_Dataset excerpts_.
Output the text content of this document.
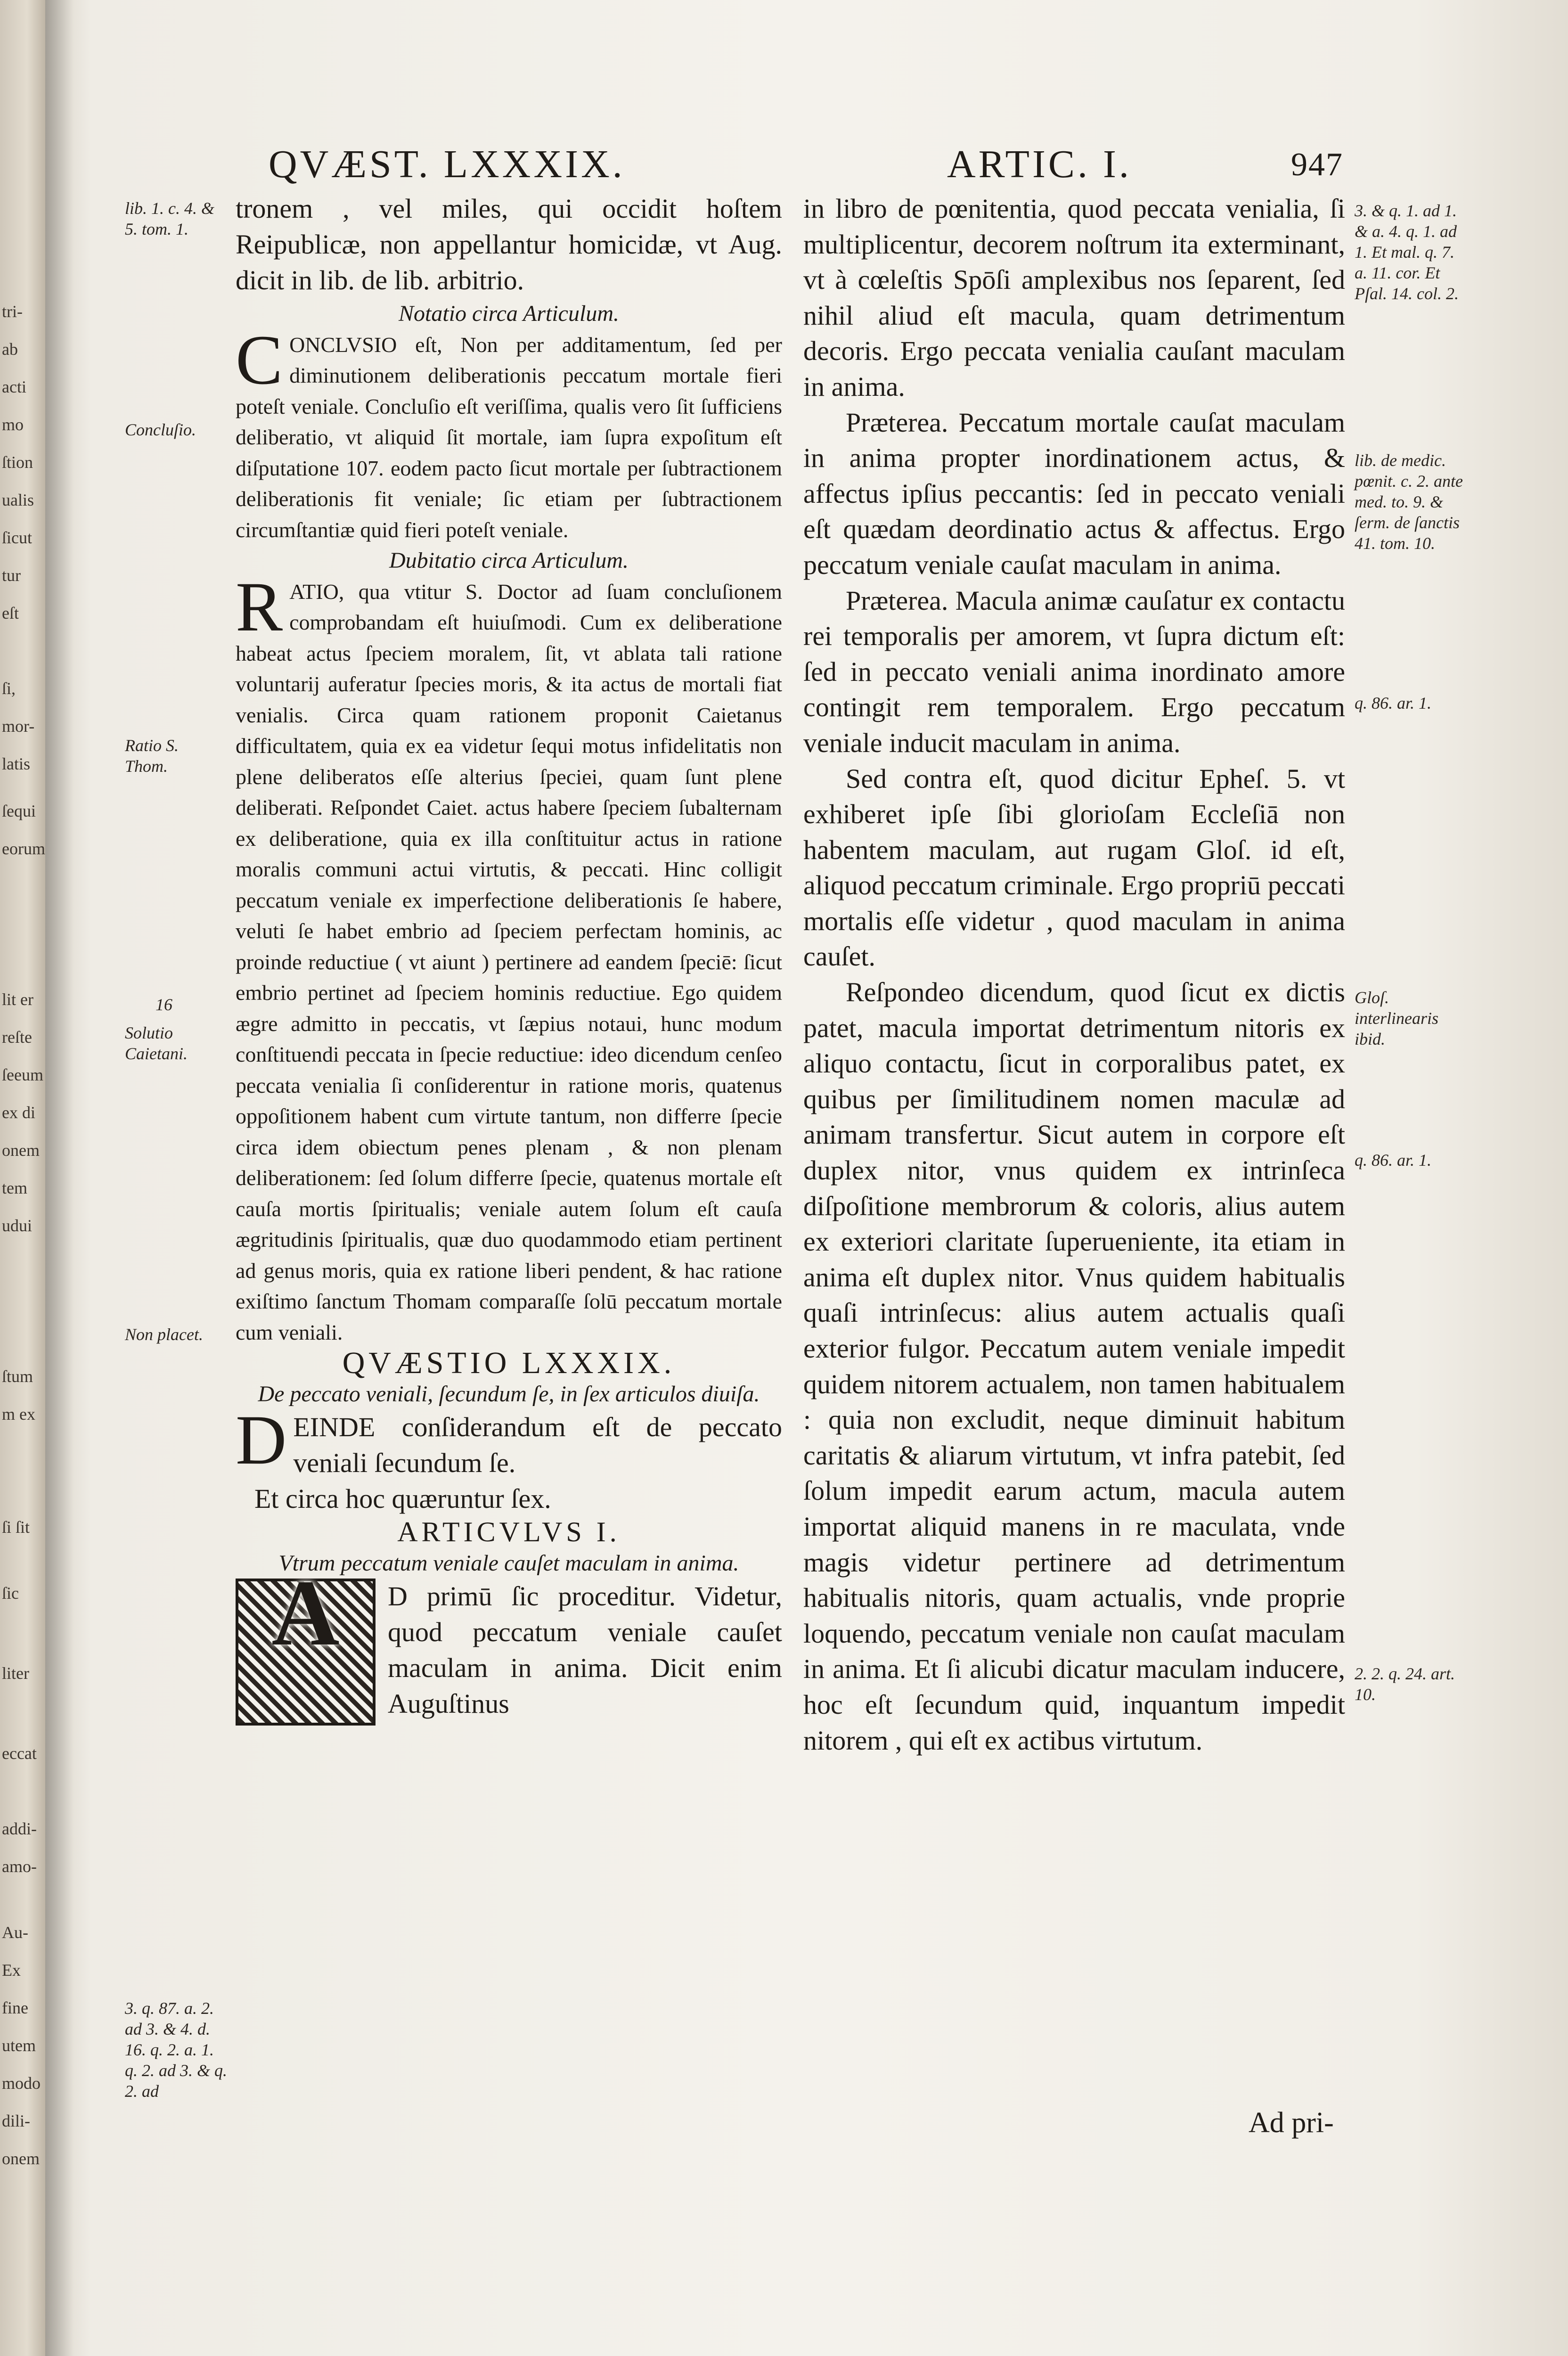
tri-
ab
acti
mo
ſtion
ualis
ſicut
tur
eſt
ſi,
mor-
latis
ſequi
eorum
lit er
reſte
ſeeum
ex di
onem
tem
udui
ſtum
m ex
ſi ſit
ſic
liter
eccat
addi-
amo-
Au-
Ex
fine
utem
modo
dili-
onem
QVÆST. LXXXIX.	ARTIC. I.	947

tronem , vel miles, qui occidit hoſtem Reipublicæ, non appellantur homicidæ, vt Aug. dicit in lib. de lib. arbitrio.

Notatio circa Articulum.

C ONCLVSIO eſt, Non per additamentum, ſed per diminutionem deliberationis peccatum mortale fieri poteſt veniale. Concluſio eſt veriſſima, qualis vero ſit ſufficiens deliberatio, vt aliquid ſit mortale, iam ſupra expoſitum eſt diſputatione 107. eodem pacto ſicut mortale per ſubtractionem deliberationis fit veniale; ſic etiam per ſubtractionem circumſtantiæ quid fieri poteſt veniale.

Dubitatio circa Articulum.

R ATIO, qua vtitur S. Doctor ad ſuam concluſionem comprobandam eſt huiuſmodi. Cum ex deliberatione habeat actus ſpeciem moralem, ſit, vt ablata tali ratione voluntarij auferatur ſpecies moris, & ita actus de mortali fiat venialis. Circa quam rationem proponit Caietanus difficultatem, quia ex ea videtur ſequi motus infidelitatis non plene deliberatos eſſe alterius ſpeciei, quam ſunt plene deliberati. Reſpondet Caiet. actus habere ſpeciem ſubalternam ex deliberatione, quia ex illa conſtituitur actus in ratione moralis communi actui virtutis, & peccati. Hinc colligit peccatum veniale ex imperfectione deliberationis ſe habere, veluti ſe habet embrio ad ſpeciem perfectam hominis, ac proinde reductiue ( vt aiunt ) pertinere ad eandem ſpeciē: ſicut embrio pertinet ad ſpeciem hominis reductiue. Ego quidem ægre admitto in peccatis, vt ſæpius notaui, hunc modum conſtituendi peccata in ſpecie reductiue: ideo dicendum cenſeo peccata venialia ſi conſiderentur in ratione moris, quatenus oppoſitionem habent cum virtute tantum, non differre ſpecie circa idem obiectum penes plenam , & non plenam deliberationem: ſed ſolum differre ſpecie, quatenus mortale eſt cauſa mortis ſpiritualis; veniale autem ſolum eſt cauſa ægritudinis ſpiritualis, quæ duo quodammodo etiam pertinent ad genus moris, quia ex ratione liberi pendent, & hac ratione exiſtimo ſanctum Thomam comparaſſe ſolū peccatum mortale cum veniali.

QVÆSTIO LXXXIX.

De peccato veniali, ſecundum ſe, in ſex articulos diuiſa.

D EINDE conſiderandum eſt de peccato veniali ſecundum ſe.

Et circa hoc quæruntur ſex.

ARTICVLVS I.

Vtrum peccatum veniale cauſet maculam in anima.

A	D primū ſic proceditur. Videtur, quod peccatum veniale cauſet maculam in anima. Dicit enim Auguſtinus

lib. 1. c. 4. & 5. tom. 1.
Concluſio.
Ratio S. Thom.
16
Solutio Caietani.
Non placet.
3. q. 87. a. 2. ad 3. & 4. d. 16. q. 2. a. 1. q. 2. ad 3. & q. 2. ad

in libro de pœnitentia, quod peccata venialia, ſi multiplicentur, decorem noſtrum ita exterminant, vt à cœleſtis Spōſi amplexibus nos ſeparent, ſed nihil aliud eſt macula, quam detrimentum decoris. Ergo peccata venialia cauſant maculam in anima.

Præterea. Peccatum mortale cauſat maculam in anima propter inordinationem actus, & affectus ipſius peccantis: ſed in peccato veniali eſt quædam deordinatio actus & affectus. Ergo peccatum veniale cauſat maculam in anima.

Præterea. Macula animæ cauſatur ex contactu rei temporalis per amorem, vt ſupra dictum eſt: ſed in peccato veniali anima inordinato amore contingit rem temporalem. Ergo peccatum veniale inducit maculam in anima.

Sed contra eſt, quod dicitur Epheſ. 5. vt exhiberet ipſe ſibi glorioſam Eccleſiā non habentem maculam, aut rugam Gloſ. id eſt, aliquod peccatum criminale. Ergo propriū peccati mortalis eſſe videtur , quod maculam in anima cauſet.

Reſpondeo dicendum, quod ſicut ex dictis patet, macula importat detrimentum nitoris ex aliquo contactu, ſicut in corporalibus patet, ex quibus per ſimilitudinem nomen maculæ ad animam transfertur. Sicut autem in corpore eſt duplex nitor, vnus quidem ex intrinſeca diſpoſitione membrorum & coloris, alius autem ex exteriori claritate ſuperueniente, ita etiam in anima eſt duplex nitor. Vnus quidem habitualis quaſi intrinſecus: alius autem actualis quaſi exterior fulgor. Peccatum autem veniale impedit quidem nitorem actualem, non tamen habitualem : quia non excludit, neque diminuit habitum caritatis & aliarum virtutum, vt infra patebit, ſed ſolum impedit earum actum, macula autem importat aliquid manens in re maculata, vnde magis videtur pertinere ad detrimentum habitualis nitoris, quam actualis, vnde proprie loquendo, peccatum veniale non cauſat maculam in anima. Et ſi alicubi dicatur maculam inducere, hoc eſt ſecundum quid, inquantum impedit nitorem , qui eſt ex actibus virtutum.

Ad pri-
3. & q. 1. ad 1. & a. 4. q. 1. ad 1. Et mal. q. 7. a. 11. cor. Et Pſal. 14. col. 2.
lib. de medic. pœnit. c. 2. ante med. to. 9. & ſerm. de ſanctis 41. tom. 10.
q. 86. ar. 1.
Gloſ. interlinearis ibid.
q. 86. ar. 1.
2. 2. q. 24. art. 10.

_Task to complete_.
Omit the pictures. Transcribe every record exactly.

_Worked answer_.
Output the text content of this document.
tri-
ab
acti
mo
ſtion
ualis
ſicut
tur
eſt
ſi,
mor-
latis
ſequi
eorum
lit er
reſte
ſeeum
ex di
onem
tem
udui
ſtum
m ex
ſi ſit
ſic
liter
eccat
addi-
amo-
Au-
Ex
fine
utem
modo
dili-
onem
QVÆST. LXXXIX.	ARTIC. I.	947

tronem , vel miles, qui occidit hoſtem Reipublicæ, non appellantur homicidæ, vt Aug. dicit in lib. de lib. arbitrio.

Notatio circa Articulum.

C ONCLVSIO eſt, Non per additamentum, ſed per diminutionem deliberationis peccatum mortale fieri poteſt veniale. Concluſio eſt veriſſima, qualis vero ſit ſufficiens deliberatio, vt aliquid ſit mortale, iam ſupra expoſitum eſt diſputatione 107. eodem pacto ſicut mortale per ſubtractionem deliberationis fit veniale; ſic etiam per ſubtractionem circumſtantiæ quid fieri poteſt veniale.

Dubitatio circa Articulum.

R ATIO, qua vtitur S. Doctor ad ſuam concluſionem comprobandam eſt huiuſmodi. Cum ex deliberatione habeat actus ſpeciem moralem, ſit, vt ablata tali ratione voluntarij auferatur ſpecies moris, & ita actus de mortali fiat venialis. Circa quam rationem proponit Caietanus difficultatem, quia ex ea videtur ſequi motus infidelitatis non plene deliberatos eſſe alterius ſpeciei, quam ſunt plene deliberati. Reſpondet Caiet. actus habere ſpeciem ſubalternam ex deliberatione, quia ex illa conſtituitur actus in ratione moralis communi actui virtutis, & peccati. Hinc colligit peccatum veniale ex imperfectione deliberationis ſe habere, veluti ſe habet embrio ad ſpeciem perfectam hominis, ac proinde reductiue ( vt aiunt ) pertinere ad eandem ſpeciē: ſicut embrio pertinet ad ſpeciem hominis reductiue. Ego quidem ægre admitto in peccatis, vt ſæpius notaui, hunc modum conſtituendi peccata in ſpecie reductiue: ideo dicendum cenſeo peccata venialia ſi conſiderentur in ratione moris, quatenus oppoſitionem habent cum virtute tantum, non differre ſpecie circa idem obiectum penes plenam , & non plenam deliberationem: ſed ſolum differre ſpecie, quatenus mortale eſt cauſa mortis ſpiritualis; veniale autem ſolum eſt cauſa ægritudinis ſpiritualis, quæ duo quodammodo etiam pertinent ad genus moris, quia ex ratione liberi pendent, & hac ratione exiſtimo ſanctum Thomam comparaſſe ſolū peccatum mortale cum veniali.

QVÆSTIO LXXXIX.

De peccato veniali, ſecundum ſe, in ſex articulos diuiſa.

D EINDE conſiderandum eſt de peccato veniali ſecundum ſe.

Et circa hoc quæruntur ſex.

ARTICVLVS I.

Vtrum peccatum veniale cauſet maculam in anima.

A	D primū ſic proceditur. Videtur, quod peccatum veniale cauſet maculam in anima. Dicit enim Auguſtinus

lib. 1. c. 4. & 5. tom. 1.
Concluſio.
Ratio S. Thom.
16
Solutio Caietani.
Non placet.
3. q. 87. a. 2. ad 3. & 4. d. 16. q. 2. a. 1. q. 2. ad 3. & q. 2. ad

in libro de pœnitentia, quod peccata venialia, ſi multiplicentur, decorem noſtrum ita exterminant, vt à cœleſtis Spōſi amplexibus nos ſeparent, ſed nihil aliud eſt macula, quam detrimentum decoris. Ergo peccata venialia cauſant maculam in anima.

Præterea. Peccatum mortale cauſat maculam in anima propter inordinationem actus, & affectus ipſius peccantis: ſed in peccato veniali eſt quædam deordinatio actus & affectus. Ergo peccatum veniale cauſat maculam in anima.

Præterea. Macula animæ cauſatur ex contactu rei temporalis per amorem, vt ſupra dictum eſt: ſed in peccato veniali anima inordinato amore contingit rem temporalem. Ergo peccatum veniale inducit maculam in anima.

Sed contra eſt, quod dicitur Epheſ. 5. vt exhiberet ipſe ſibi glorioſam Eccleſiā non habentem maculam, aut rugam Gloſ. id eſt, aliquod peccatum criminale. Ergo propriū peccati mortalis eſſe videtur , quod maculam in anima cauſet.

Reſpondeo dicendum, quod ſicut ex dictis patet, macula importat detrimentum nitoris ex aliquo contactu, ſicut in corporalibus patet, ex quibus per ſimilitudinem nomen maculæ ad animam transfertur. Sicut autem in corpore eſt duplex nitor, vnus quidem ex intrinſeca diſpoſitione membrorum & coloris, alius autem ex exteriori claritate ſuperueniente, ita etiam in anima eſt duplex nitor. Vnus quidem habitualis quaſi intrinſecus: alius autem actualis quaſi exterior fulgor. Peccatum autem veniale impedit quidem nitorem actualem, non tamen habitualem : quia non excludit, neque diminuit habitum caritatis & aliarum virtutum, vt infra patebit, ſed ſolum impedit earum actum, macula autem importat aliquid manens in re maculata, vnde magis videtur pertinere ad detrimentum habitualis nitoris, quam actualis, vnde proprie loquendo, peccatum veniale non cauſat maculam in anima. Et ſi alicubi dicatur maculam inducere, hoc eſt ſecundum quid, inquantum impedit nitorem , qui eſt ex actibus virtutum.

Ad pri-
3. & q. 1. ad 1. & a. 4. q. 1. ad 1. Et mal. q. 7. a. 11. cor. Et Pſal. 14. col. 2.
lib. de medic. pœnit. c. 2. ante med. to. 9. & ſerm. de ſanctis 41. tom. 10.
q. 86. ar. 1.
Gloſ. interlinearis ibid.
q. 86. ar. 1.
2. 2. q. 24. art. 10.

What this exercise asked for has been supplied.